Scan the data for "this" and copy the lines it appears in.

** start of DATA PROVIDED **

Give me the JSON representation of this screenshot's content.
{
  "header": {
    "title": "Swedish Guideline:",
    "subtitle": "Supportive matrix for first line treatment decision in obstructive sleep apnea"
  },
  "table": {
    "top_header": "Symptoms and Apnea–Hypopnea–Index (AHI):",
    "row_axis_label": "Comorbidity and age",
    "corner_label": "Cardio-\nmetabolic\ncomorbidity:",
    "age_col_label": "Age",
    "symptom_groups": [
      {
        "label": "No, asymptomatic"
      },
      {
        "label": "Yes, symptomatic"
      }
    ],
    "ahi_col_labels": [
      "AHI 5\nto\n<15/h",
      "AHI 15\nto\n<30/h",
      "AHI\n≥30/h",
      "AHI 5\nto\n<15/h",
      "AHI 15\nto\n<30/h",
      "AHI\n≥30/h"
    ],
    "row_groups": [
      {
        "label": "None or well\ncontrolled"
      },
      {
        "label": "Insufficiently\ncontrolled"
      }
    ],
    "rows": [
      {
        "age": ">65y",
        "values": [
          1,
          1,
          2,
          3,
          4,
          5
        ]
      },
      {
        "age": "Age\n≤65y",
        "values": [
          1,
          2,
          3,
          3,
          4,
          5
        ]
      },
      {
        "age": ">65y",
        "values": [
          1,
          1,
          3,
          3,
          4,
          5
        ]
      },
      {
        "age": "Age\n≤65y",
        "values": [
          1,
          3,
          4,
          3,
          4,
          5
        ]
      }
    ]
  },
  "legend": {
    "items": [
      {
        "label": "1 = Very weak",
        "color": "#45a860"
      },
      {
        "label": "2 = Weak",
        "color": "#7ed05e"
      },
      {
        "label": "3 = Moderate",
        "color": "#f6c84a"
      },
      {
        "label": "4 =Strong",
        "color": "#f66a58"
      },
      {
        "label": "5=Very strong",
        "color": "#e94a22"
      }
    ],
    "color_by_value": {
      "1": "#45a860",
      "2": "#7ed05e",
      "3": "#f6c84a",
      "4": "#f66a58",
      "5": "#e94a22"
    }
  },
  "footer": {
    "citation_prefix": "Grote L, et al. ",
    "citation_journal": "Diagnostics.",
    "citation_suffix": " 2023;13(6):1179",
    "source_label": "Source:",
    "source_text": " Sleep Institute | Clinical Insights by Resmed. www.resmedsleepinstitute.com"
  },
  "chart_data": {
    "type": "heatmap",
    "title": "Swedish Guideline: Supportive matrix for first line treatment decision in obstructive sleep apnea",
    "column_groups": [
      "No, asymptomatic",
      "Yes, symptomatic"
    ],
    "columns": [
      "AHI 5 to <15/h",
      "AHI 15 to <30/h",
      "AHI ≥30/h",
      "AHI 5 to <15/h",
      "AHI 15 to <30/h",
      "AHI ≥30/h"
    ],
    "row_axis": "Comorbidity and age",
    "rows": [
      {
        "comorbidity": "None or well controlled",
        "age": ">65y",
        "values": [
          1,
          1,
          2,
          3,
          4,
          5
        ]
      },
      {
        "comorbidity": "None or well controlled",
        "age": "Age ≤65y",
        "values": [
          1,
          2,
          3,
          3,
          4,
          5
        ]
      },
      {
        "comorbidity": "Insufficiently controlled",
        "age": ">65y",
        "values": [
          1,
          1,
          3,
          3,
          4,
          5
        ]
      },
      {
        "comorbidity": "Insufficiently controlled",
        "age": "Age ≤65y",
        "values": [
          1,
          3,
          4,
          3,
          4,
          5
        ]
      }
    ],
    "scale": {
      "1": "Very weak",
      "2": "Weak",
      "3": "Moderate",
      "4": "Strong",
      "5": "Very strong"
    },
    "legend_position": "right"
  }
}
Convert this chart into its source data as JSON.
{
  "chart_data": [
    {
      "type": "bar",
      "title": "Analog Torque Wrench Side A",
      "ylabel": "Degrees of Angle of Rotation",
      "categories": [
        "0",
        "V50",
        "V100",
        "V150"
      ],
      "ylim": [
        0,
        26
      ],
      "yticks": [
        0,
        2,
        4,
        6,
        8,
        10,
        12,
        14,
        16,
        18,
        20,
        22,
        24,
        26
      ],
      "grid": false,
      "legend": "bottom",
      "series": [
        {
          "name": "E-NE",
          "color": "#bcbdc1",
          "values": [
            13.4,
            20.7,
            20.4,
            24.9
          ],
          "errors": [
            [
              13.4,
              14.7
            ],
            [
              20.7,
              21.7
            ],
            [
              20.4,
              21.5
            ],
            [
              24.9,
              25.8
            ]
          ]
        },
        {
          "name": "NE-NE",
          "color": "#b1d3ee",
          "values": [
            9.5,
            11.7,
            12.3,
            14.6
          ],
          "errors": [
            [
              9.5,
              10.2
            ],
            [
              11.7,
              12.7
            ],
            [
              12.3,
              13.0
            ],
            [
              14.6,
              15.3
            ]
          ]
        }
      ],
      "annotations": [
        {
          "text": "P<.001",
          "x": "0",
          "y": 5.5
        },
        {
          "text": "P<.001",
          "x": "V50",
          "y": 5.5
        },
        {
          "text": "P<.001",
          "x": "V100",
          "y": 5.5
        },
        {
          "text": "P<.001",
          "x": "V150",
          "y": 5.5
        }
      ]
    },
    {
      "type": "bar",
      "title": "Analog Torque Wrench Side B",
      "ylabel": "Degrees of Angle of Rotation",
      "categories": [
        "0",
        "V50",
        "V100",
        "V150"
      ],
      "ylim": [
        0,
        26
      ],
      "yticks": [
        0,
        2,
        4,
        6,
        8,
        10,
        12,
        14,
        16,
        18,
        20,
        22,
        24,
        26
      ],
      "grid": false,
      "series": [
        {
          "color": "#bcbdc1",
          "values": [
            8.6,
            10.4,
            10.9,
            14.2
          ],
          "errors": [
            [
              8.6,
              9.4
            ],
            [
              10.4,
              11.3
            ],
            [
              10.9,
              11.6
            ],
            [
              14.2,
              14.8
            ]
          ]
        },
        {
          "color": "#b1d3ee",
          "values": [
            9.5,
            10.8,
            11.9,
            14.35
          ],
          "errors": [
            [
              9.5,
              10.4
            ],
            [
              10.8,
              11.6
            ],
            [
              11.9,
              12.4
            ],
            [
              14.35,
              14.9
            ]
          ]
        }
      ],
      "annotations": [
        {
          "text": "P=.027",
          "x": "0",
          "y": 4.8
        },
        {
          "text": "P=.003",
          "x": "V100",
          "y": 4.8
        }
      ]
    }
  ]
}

** end of DATA PROVIDED **

--- PROBLEM SOLUTION ---
Give me the JSON representation of this screenshot's content.
Convert this chart into its source data as JSON.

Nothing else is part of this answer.